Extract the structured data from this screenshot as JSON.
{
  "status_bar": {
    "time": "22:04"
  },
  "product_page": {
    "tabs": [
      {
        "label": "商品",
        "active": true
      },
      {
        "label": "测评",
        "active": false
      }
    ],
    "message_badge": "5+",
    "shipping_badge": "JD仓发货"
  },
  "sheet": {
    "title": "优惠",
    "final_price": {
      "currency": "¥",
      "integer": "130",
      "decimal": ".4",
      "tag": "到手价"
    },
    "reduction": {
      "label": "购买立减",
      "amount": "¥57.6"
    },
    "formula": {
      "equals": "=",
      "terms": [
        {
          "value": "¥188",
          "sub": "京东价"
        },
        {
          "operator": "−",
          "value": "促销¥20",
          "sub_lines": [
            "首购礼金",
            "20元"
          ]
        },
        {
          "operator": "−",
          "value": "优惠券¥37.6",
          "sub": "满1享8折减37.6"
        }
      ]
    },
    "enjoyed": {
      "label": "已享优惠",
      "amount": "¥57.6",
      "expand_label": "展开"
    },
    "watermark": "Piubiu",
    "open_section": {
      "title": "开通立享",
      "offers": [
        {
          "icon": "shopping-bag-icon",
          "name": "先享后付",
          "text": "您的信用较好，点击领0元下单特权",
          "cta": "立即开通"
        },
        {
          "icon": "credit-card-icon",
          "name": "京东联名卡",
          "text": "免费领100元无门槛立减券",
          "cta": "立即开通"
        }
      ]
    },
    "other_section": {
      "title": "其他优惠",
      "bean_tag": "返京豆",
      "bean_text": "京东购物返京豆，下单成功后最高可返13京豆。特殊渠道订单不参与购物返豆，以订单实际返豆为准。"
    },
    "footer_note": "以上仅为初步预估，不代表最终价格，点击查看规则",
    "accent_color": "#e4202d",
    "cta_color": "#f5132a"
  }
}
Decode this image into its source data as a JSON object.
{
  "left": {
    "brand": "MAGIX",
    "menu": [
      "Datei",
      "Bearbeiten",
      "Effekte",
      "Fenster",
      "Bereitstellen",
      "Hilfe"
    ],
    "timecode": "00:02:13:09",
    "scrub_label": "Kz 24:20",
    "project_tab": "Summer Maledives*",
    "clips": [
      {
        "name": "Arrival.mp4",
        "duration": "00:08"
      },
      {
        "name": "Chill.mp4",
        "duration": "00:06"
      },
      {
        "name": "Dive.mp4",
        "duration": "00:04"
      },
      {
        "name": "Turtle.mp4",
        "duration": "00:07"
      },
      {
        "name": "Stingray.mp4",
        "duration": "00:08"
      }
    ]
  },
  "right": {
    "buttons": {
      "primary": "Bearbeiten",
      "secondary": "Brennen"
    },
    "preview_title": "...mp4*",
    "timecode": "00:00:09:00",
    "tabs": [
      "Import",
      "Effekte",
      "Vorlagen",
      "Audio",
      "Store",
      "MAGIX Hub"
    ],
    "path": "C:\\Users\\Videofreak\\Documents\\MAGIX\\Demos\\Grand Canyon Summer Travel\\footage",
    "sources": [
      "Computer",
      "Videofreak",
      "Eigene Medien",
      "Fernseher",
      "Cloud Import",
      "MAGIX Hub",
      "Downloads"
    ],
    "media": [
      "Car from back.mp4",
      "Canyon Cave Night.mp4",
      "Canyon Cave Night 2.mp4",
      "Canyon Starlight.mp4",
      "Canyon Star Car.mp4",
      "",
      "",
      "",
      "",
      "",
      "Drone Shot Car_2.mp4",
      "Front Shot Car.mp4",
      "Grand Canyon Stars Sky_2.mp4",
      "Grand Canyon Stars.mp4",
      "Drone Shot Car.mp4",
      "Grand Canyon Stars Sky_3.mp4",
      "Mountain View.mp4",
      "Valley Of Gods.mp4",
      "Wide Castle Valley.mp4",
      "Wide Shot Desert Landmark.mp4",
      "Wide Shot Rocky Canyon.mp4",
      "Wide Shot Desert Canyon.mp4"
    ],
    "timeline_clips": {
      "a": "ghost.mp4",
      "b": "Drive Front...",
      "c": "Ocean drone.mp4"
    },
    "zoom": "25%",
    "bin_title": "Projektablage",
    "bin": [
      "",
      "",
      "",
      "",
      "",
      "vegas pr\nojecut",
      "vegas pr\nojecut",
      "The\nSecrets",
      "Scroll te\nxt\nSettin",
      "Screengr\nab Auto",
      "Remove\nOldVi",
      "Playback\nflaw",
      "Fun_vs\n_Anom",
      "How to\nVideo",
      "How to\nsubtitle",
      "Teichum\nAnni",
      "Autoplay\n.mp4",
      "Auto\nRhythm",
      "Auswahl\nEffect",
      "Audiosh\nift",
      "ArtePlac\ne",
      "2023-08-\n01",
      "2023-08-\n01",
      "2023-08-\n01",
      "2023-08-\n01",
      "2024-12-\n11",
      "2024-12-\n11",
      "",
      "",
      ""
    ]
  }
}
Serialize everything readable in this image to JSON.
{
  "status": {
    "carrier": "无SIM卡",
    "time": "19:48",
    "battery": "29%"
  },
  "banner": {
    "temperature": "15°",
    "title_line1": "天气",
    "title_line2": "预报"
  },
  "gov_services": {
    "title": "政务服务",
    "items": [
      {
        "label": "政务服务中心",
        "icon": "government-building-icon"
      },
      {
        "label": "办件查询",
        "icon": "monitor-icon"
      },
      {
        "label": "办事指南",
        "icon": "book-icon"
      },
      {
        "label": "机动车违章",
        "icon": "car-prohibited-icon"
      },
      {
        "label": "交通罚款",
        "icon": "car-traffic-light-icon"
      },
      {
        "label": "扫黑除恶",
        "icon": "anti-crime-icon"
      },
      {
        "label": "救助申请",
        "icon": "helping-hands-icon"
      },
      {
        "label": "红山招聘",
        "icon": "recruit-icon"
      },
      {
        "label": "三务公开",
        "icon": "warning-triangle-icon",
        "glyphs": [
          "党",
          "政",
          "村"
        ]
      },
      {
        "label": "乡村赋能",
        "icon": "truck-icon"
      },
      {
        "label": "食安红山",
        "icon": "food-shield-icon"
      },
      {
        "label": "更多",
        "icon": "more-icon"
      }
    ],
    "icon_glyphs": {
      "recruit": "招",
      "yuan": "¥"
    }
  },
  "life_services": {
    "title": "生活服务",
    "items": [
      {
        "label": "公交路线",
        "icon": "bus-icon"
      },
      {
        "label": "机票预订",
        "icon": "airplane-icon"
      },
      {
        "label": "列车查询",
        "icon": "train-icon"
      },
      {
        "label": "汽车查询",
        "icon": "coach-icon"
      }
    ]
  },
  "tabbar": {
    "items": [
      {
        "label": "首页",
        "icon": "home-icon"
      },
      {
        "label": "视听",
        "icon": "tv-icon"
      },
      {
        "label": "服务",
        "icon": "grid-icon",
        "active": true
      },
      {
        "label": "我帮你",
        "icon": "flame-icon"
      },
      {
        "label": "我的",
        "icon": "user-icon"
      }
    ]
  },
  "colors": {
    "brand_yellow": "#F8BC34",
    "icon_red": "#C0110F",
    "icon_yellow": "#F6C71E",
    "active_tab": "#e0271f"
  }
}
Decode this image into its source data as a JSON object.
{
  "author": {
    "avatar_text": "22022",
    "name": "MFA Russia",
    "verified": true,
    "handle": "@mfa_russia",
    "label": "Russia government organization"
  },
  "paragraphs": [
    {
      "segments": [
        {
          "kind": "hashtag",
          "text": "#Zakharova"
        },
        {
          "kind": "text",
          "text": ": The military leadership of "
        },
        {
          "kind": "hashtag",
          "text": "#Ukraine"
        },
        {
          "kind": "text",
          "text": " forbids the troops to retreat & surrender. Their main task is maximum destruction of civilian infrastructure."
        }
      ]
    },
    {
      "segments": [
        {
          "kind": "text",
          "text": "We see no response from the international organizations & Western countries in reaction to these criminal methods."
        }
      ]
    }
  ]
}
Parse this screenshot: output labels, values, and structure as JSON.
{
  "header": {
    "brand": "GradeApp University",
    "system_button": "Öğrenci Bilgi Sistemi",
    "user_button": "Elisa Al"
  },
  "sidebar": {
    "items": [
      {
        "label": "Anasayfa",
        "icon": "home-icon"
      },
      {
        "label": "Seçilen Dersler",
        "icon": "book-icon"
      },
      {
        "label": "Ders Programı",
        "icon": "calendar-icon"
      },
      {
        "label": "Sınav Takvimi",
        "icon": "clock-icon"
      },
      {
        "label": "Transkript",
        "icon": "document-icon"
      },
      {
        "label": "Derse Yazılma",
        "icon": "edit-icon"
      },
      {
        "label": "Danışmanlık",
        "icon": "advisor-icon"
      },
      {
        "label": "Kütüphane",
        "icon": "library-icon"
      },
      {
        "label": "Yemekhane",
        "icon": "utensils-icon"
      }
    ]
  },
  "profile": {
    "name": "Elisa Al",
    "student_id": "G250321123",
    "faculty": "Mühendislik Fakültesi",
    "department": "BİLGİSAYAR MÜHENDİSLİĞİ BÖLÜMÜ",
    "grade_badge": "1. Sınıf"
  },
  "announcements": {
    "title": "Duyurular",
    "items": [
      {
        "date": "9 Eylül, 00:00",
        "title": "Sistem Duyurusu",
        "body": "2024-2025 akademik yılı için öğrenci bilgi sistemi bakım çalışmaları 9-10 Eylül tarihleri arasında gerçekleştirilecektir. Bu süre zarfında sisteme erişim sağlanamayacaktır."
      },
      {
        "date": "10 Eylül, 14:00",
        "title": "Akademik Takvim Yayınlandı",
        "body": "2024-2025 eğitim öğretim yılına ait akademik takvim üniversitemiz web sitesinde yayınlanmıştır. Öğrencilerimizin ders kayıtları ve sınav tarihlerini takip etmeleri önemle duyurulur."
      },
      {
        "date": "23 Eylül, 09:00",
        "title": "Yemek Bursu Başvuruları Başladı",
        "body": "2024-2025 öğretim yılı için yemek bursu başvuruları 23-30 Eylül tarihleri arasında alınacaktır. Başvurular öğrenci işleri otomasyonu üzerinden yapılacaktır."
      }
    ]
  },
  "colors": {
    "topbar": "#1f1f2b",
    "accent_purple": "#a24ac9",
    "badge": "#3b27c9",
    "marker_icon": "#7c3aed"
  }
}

» **Instruction**
List every line above containing the word "name".

» **Task output**
          "name": "先享后付",
          "name": "京东联名卡",
        "name": "Arrival.mp4",
        "name": "Chill.mp4",
        "name": "Dive.mp4",
        "name": "Turtle.mp4",
        "name": "Stingray.mp4",
    "name": "MFA Russia",
    "name": "Elisa Al",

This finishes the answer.